Find each line in the data below that contains the string "satellite", and copy those lines out in full.
_____
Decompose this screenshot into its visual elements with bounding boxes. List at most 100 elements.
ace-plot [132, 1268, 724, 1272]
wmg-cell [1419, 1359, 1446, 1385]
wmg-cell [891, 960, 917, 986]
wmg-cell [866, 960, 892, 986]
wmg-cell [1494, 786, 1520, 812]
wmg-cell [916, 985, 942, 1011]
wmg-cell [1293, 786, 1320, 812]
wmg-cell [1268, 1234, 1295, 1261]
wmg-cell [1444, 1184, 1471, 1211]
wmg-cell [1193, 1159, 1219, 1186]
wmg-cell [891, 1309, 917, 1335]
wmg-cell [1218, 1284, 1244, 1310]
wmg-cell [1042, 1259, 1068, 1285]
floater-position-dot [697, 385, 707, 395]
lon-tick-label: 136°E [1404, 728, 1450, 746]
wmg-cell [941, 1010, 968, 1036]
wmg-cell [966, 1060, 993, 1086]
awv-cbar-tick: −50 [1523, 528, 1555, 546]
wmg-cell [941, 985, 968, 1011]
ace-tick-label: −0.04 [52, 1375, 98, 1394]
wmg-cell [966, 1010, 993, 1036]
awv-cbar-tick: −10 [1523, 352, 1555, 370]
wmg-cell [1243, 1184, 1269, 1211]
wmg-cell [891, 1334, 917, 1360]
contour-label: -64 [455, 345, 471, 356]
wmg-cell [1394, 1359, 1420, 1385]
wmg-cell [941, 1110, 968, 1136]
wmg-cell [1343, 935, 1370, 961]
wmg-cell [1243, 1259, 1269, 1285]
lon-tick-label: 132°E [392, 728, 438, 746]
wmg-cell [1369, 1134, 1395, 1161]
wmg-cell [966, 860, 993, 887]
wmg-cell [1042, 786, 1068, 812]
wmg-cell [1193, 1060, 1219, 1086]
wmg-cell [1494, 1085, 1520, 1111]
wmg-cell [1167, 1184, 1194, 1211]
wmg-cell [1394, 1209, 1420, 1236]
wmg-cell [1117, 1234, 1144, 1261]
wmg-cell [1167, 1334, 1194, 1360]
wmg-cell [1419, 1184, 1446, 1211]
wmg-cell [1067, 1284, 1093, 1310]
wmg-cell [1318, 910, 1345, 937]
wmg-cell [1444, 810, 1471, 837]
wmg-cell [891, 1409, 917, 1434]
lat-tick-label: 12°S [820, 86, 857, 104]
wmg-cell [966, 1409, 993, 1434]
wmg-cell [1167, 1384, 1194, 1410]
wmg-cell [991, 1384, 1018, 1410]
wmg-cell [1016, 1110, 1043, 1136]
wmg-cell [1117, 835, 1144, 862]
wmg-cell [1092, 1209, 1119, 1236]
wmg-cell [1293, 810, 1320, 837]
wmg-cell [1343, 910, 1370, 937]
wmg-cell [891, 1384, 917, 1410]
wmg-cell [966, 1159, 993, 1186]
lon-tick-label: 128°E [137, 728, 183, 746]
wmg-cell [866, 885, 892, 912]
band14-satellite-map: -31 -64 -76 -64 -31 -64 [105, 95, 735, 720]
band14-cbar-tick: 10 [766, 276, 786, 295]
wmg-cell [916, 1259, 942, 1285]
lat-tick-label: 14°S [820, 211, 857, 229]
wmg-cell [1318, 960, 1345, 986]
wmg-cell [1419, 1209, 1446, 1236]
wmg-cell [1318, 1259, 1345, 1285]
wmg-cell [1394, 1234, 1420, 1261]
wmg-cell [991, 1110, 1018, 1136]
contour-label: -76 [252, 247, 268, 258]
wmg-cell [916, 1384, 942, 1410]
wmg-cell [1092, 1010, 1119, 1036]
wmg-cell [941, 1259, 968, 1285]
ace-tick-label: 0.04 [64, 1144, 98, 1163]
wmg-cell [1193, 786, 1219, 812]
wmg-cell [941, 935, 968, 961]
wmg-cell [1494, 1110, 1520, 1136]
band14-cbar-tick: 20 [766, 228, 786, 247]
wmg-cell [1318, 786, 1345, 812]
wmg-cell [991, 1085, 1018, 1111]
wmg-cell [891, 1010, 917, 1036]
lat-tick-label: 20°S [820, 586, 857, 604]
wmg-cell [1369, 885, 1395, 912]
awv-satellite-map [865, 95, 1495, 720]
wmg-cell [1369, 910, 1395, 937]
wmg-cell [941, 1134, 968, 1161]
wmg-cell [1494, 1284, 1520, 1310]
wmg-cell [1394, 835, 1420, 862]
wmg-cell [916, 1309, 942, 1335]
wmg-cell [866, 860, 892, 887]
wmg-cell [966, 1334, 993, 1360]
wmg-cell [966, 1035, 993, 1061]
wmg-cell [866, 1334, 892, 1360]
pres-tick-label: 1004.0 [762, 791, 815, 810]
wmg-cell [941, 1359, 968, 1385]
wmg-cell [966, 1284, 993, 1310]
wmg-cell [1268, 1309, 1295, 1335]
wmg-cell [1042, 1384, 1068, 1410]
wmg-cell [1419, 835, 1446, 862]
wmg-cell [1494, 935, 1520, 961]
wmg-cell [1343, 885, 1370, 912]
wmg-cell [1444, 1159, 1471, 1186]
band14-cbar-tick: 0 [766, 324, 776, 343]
_____
**THE RESULT:**
band14-satellite-map: -31 -64 -76 -64 -31 -64 [105, 95, 735, 720]
awv-satellite-map [865, 95, 1495, 720]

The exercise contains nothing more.